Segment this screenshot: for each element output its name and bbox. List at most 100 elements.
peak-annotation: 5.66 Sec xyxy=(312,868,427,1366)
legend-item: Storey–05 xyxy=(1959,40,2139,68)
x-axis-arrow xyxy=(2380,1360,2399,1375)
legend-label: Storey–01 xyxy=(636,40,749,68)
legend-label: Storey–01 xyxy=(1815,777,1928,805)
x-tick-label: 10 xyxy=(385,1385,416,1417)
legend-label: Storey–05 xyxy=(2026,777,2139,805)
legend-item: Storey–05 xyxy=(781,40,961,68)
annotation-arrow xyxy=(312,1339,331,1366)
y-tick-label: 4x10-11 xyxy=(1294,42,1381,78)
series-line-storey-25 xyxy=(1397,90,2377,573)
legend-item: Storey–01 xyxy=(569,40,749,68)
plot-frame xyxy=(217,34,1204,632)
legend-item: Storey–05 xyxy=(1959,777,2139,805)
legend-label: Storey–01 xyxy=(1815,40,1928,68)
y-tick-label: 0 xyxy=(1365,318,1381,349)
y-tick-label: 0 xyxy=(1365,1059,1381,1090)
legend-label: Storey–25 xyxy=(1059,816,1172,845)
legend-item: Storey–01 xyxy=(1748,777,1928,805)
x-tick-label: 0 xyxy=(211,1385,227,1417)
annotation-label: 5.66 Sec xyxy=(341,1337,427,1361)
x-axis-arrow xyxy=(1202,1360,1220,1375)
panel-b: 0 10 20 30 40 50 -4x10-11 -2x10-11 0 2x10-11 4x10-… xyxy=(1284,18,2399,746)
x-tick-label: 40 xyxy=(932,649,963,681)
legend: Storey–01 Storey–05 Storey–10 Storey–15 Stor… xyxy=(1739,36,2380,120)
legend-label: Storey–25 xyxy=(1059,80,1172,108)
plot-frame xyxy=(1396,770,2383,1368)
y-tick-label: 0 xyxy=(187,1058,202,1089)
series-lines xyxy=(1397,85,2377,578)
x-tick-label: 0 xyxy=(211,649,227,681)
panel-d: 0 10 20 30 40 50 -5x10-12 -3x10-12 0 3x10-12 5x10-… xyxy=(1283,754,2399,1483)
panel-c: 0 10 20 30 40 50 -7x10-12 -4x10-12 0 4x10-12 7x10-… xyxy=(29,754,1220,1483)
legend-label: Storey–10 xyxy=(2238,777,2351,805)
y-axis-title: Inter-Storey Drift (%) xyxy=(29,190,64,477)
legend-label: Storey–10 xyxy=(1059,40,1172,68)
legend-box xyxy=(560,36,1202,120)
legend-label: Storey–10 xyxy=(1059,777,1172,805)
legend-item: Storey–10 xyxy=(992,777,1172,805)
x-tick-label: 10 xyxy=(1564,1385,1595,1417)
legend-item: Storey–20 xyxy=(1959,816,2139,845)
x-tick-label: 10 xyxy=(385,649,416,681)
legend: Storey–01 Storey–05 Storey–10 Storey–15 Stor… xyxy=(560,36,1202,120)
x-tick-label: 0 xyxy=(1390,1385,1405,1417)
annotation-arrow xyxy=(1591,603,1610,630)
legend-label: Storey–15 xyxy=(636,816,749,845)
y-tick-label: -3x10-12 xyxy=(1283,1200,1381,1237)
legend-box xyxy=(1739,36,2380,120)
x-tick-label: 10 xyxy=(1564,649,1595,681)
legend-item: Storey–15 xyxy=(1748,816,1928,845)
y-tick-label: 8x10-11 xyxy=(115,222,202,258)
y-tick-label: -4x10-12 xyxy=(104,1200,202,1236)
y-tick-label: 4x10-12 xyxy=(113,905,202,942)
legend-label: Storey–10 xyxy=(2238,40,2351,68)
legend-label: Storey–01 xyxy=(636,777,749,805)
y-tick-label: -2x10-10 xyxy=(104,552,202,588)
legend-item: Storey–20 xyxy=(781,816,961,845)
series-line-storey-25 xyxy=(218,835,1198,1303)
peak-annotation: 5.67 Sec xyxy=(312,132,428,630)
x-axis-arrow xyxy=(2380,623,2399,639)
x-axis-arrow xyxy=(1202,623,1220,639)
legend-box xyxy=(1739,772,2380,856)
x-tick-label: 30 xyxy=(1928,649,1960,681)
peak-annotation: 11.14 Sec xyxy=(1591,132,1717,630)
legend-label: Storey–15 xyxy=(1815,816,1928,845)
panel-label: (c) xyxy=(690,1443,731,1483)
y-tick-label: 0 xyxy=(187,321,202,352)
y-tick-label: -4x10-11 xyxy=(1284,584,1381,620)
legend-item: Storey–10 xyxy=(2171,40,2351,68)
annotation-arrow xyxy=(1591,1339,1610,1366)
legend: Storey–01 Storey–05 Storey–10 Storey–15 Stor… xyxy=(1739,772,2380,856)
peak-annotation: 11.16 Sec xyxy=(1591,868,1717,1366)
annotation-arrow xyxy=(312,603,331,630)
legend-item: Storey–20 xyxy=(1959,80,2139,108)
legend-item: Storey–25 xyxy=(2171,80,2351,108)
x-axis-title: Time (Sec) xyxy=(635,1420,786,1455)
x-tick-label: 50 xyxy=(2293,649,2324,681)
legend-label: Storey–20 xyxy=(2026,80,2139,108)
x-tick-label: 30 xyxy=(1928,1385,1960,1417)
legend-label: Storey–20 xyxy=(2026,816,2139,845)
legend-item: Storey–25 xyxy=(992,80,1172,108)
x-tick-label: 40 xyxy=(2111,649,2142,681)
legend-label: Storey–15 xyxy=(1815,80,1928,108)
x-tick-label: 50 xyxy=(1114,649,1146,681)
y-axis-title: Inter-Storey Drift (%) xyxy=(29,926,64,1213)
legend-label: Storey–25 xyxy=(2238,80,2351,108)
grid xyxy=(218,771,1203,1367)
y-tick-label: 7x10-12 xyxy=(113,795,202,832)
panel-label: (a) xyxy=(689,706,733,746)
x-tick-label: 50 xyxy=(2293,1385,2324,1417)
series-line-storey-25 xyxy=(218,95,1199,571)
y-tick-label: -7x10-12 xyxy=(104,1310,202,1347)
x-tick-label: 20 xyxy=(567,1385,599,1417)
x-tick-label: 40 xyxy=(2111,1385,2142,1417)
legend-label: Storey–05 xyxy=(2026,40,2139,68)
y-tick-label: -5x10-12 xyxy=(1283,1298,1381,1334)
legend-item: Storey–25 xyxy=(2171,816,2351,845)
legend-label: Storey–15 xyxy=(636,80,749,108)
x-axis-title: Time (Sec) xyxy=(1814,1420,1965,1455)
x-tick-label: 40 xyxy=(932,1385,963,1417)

--------------------------------------------------

◆ **Problem to solve**:
Put the lines above into a Markdown table with a Row column numbering each line and a Line column holding its text. Skip any blank lines.

◆ **Task response**:
| Row | Line |
|---|---|
| 1 | Segment this screenshot: for each element output its name and bbox. List at most 100 elements. |
| 2 | peak-annotation: 5.66 Sec xyxy=(312,868,427,1366) |
| 3 | legend-item: Storey–05 xyxy=(1959,40,2139,68) |
| 4 | x-axis-arrow xyxy=(2380,1360,2399,1375) |
| 5 | legend-label: Storey–01 xyxy=(636,40,749,68) |
| 6 | legend-label: Storey–01 xyxy=(1815,777,1928,805) |
| 7 | x-tick-label: 10 xyxy=(385,1385,416,1417) |
| 8 | legend-label: Storey–05 xyxy=(2026,777,2139,805) |
| 9 | legend-item: Storey–05 xyxy=(781,40,961,68) |
| 10 | annotation-arrow xyxy=(312,1339,331,1366) |
| 11 | y-tick-label: 4x10-11 xyxy=(1294,42,1381,78) |
| 12 | series-line-storey-25 xyxy=(1397,90,2377,573) |
| 13 | legend-item: Storey–01 xyxy=(569,40,749,68) |
| 14 | plot-frame xyxy=(217,34,1204,632) |
| 15 | legend-item: Storey–05 xyxy=(1959,777,2139,805) |
| 16 | legend-label: Storey–01 xyxy=(1815,40,1928,68) |
| 17 | y-tick-label: 0 xyxy=(1365,318,1381,349) |
| 18 | y-tick-label: 0 xyxy=(1365,1059,1381,1090) |
| 19 | legend-label: Storey–25 xyxy=(1059,816,1172,845) |
| 20 | legend-item: Storey–01 xyxy=(1748,777,1928,805) |
| 21 | x-tick-label: 0 xyxy=(211,1385,227,1417) |
| 22 | annotation-label: 5.66 Sec xyxy=(341,1337,427,1361) |
| 23 | x-axis-arrow xyxy=(1202,1360,1220,1375) |
| 24 | panel-b: 0 10 20 30 40 50 -4x10-11 -2x10-11 0 2x10-11 4x10-… xyxy=(1284,18,2399,746) |
| 25 | x-tick-label: 40 xyxy=(932,649,963,681) |
| 26 | legend: Storey–01 Storey–05 Storey–10 Storey–15 Stor… xyxy=(1739,36,2380,120) |
| 27 | legend-label: Storey–25 xyxy=(1059,80,1172,108) |
| 28 | plot-frame xyxy=(1396,770,2383,1368) |
| 29 | y-tick-label: 0 xyxy=(187,1058,202,1089) |
| 30 | series-lines xyxy=(1397,85,2377,578) |
| 31 | x-tick-label: 0 xyxy=(211,649,227,681) |
| 32 | panel-d: 0 10 20 30 40 50 -5x10-12 -3x10-12 0 3x10-12 5x10-… xyxy=(1283,754,2399,1483) |
| 33 | panel-c: 0 10 20 30 40 50 -7x10-12 -4x10-12 0 4x10-12 7x10-… xyxy=(29,754,1220,1483) |
| 34 | legend-label: Storey–10 xyxy=(2238,777,2351,805) |
| 35 | y-axis-title: Inter-Storey Drift (%) xyxy=(29,190,64,477) |
| 36 | legend-label: Storey–10 xyxy=(1059,40,1172,68) |
| 37 | legend-box xyxy=(560,36,1202,120) |
| 38 | legend-label: Storey–10 xyxy=(1059,777,1172,805) |
| 39 | legend-item: Storey–10 xyxy=(992,777,1172,805) |
| 40 | x-tick-label: 10 xyxy=(1564,1385,1595,1417) |
| 41 | legend-item: Storey–20 xyxy=(1959,816,2139,845) |
| 42 | x-tick-label: 10 xyxy=(385,649,416,681) |
| 43 | legend: Storey–01 Storey–05 Storey–10 Storey–15 Stor… xyxy=(560,36,1202,120) |
| 44 | x-tick-label: 0 xyxy=(1390,1385,1405,1417) |
| 45 | annotation-arrow xyxy=(1591,603,1610,630) |
| 46 | legend-label: Storey–15 xyxy=(636,816,749,845) |
| 47 | y-tick-label: -3x10-12 xyxy=(1283,1200,1381,1237) |
| 48 | legend-box xyxy=(1739,36,2380,120) |
| 49 | x-tick-label: 10 xyxy=(1564,649,1595,681) |
| 50 | legend-item: Storey–15 xyxy=(1748,816,1928,845) |
| 51 | y-tick-label: 8x10-11 xyxy=(115,222,202,258) |
| 52 | y-tick-label: -4x10-12 xyxy=(104,1200,202,1236) |
| 53 | y-tick-label: 4x10-12 xyxy=(113,905,202,942) |
| 54 | legend-label: Storey–10 xyxy=(2238,40,2351,68) |
| 55 | legend-label: Storey–01 xyxy=(636,777,749,805) |
| 56 | y-tick-label: -2x10-10 xyxy=(104,552,202,588) |
| 57 | legend-item: Storey–20 xyxy=(781,816,961,845) |
| 58 | series-line-storey-25 xyxy=(218,835,1198,1303) |
| 59 | peak-annotation: 5.67 Sec xyxy=(312,132,428,630) |
| 60 | x-axis-arrow xyxy=(2380,623,2399,639) |
| 61 | x-axis-arrow xyxy=(1202,623,1220,639) |
| 62 | legend-box xyxy=(1739,772,2380,856) |
| 63 | x-tick-label: 30 xyxy=(1928,649,1960,681) |
| 64 | peak-annotation: 11.14 Sec xyxy=(1591,132,1717,630) |
| 65 | legend-label: Storey–15 xyxy=(1815,816,1928,845) |
| 66 | panel-label: (c) xyxy=(690,1443,731,1483) |
| 67 | y-tick-label: 0 xyxy=(187,321,202,352) |
| 68 | y-tick-label: -4x10-11 xyxy=(1284,584,1381,620) |
| 69 | legend-item: Storey–10 xyxy=(2171,40,2351,68) |
| 70 | annotation-arrow xyxy=(1591,1339,1610,1366) |
| 71 | legend: Storey–01 Storey–05 Storey–10 Storey–15 Stor… xyxy=(1739,772,2380,856) |
| 72 | peak-annotation: 11.16 Sec xyxy=(1591,868,1717,1366) |
| 73 | annotation-arrow xyxy=(312,603,331,630) |
| 74 | legend-item: Storey–20 xyxy=(1959,80,2139,108) |
| 75 | legend-item: Storey–25 xyxy=(2171,80,2351,108) |
| 76 | x-axis-title: Time (Sec) xyxy=(635,1420,786,1455) |
| 77 | x-tick-label: 50 xyxy=(2293,649,2324,681) |
| 78 | legend-label: Storey–20 xyxy=(2026,80,2139,108) |
| 79 | x-tick-label: 30 xyxy=(1928,1385,1960,1417) |
| 80 | legend-label: Storey–20 xyxy=(2026,816,2139,845) |
| 81 | legend-item: Storey–25 xyxy=(992,80,1172,108) |
| 82 | x-tick-label: 40 xyxy=(2111,649,2142,681) |
| 83 | legend-label: Storey–15 xyxy=(1815,80,1928,108) |
| 84 | x-tick-label: 50 xyxy=(1114,649,1146,681) |
| 85 | y-axis-title: Inter-Storey Drift (%) xyxy=(29,926,64,1213) |
| 86 | legend-label: Storey–25 xyxy=(2238,80,2351,108) |
| 87 | grid xyxy=(218,771,1203,1367) |
| 88 | y-tick-label: 7x10-12 xyxy=(113,795,202,832) |
| 89 | panel-label: (a) xyxy=(689,706,733,746) |
| 90 | x-tick-label: 50 xyxy=(2293,1385,2324,1417) |
| 91 | series-line-storey-25 xyxy=(218,95,1199,571) |
| 92 | y-tick-label: -7x10-12 xyxy=(104,1310,202,1347) |
| 93 | x-tick-label: 20 xyxy=(567,1385,599,1417) |
| 94 | x-tick-label: 40 xyxy=(2111,1385,2142,1417) |
| 95 | legend-label: Storey–05 xyxy=(2026,40,2139,68) |
| 96 | y-tick-label: -5x10-12 xyxy=(1283,1298,1381,1334) |
| 97 | legend-item: Storey–25 xyxy=(2171,816,2351,845) |
| 98 | legend-label: Storey–15 xyxy=(636,80,749,108) |
| 99 | x-axis-title: Time (Sec) xyxy=(1814,1420,1965,1455) |
| 100 | x-tick-label: 40 xyxy=(932,1385,963,1417) |